**Exercise objective:** Write the material out again exactly as it stands.

━━━━━━━━━━

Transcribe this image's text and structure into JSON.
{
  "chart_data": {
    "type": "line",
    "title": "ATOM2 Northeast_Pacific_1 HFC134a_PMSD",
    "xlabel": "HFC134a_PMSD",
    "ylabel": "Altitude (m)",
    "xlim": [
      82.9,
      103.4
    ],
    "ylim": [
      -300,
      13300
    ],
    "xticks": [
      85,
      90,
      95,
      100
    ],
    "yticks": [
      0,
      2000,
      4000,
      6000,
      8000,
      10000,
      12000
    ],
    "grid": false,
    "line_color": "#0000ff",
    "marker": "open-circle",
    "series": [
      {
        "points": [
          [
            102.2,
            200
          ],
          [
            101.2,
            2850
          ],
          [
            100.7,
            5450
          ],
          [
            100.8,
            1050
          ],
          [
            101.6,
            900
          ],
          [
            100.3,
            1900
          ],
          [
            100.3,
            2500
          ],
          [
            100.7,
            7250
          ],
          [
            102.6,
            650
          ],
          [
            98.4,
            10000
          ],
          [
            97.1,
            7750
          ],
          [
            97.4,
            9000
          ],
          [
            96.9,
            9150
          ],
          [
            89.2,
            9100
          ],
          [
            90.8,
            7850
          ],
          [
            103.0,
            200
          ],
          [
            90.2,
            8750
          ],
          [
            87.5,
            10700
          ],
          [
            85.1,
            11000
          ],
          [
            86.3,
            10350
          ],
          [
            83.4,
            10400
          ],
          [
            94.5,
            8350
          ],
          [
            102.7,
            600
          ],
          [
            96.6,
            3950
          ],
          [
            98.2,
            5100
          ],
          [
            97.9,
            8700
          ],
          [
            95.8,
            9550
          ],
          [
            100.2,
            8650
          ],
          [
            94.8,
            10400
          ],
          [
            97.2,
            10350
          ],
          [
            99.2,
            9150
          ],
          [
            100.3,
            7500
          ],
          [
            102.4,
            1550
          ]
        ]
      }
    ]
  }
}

━━━━━━━━━━

**Answer to the problem:**
Transcribe this image's text and structure into JSON.
{
  "chart_data": {
    "type": "line",
    "title": "ATOM2 Northeast_Pacific_1 HFC134a_PMSD",
    "xlabel": "HFC134a_PMSD",
    "ylabel": "Altitude (m)",
    "xlim": [
      82.9,
      103.4
    ],
    "ylim": [
      -300,
      13300
    ],
    "xticks": [
      85,
      90,
      95,
      100
    ],
    "yticks": [
      0,
      2000,
      4000,
      6000,
      8000,
      10000,
      12000
    ],
    "grid": false,
    "line_color": "#0000ff",
    "marker": "open-circle",
    "series": [
      {
        "points": [
          [
            102.2,
            200
          ],
          [
            101.2,
            2850
          ],
          [
            100.7,
            5450
          ],
          [
            100.8,
            1050
          ],
          [
            101.6,
            900
          ],
          [
            100.3,
            1900
          ],
          [
            100.3,
            2500
          ],
          [
            100.7,
            7250
          ],
          [
            102.6,
            650
          ],
          [
            98.4,
            10000
          ],
          [
            97.1,
            7750
          ],
          [
            97.4,
            9000
          ],
          [
            96.9,
            9150
          ],
          [
            89.2,
            9100
          ],
          [
            90.8,
            7850
          ],
          [
            103.0,
            200
          ],
          [
            90.2,
            8750
          ],
          [
            87.5,
            10700
          ],
          [
            85.1,
            11000
          ],
          [
            86.3,
            10350
          ],
          [
            83.4,
            10400
          ],
          [
            94.5,
            8350
          ],
          [
            102.7,
            600
          ],
          [
            96.6,
            3950
          ],
          [
            98.2,
            5100
          ],
          [
            97.9,
            8700
          ],
          [
            95.8,
            9550
          ],
          [
            100.2,
            8650
          ],
          [
            94.8,
            10400
          ],
          [
            97.2,
            10350
          ],
          [
            99.2,
            9150
          ],
          [
            100.3,
            7500
          ],
          [
            102.4,
            1550
          ]
        ]
      }
    ]
  }
}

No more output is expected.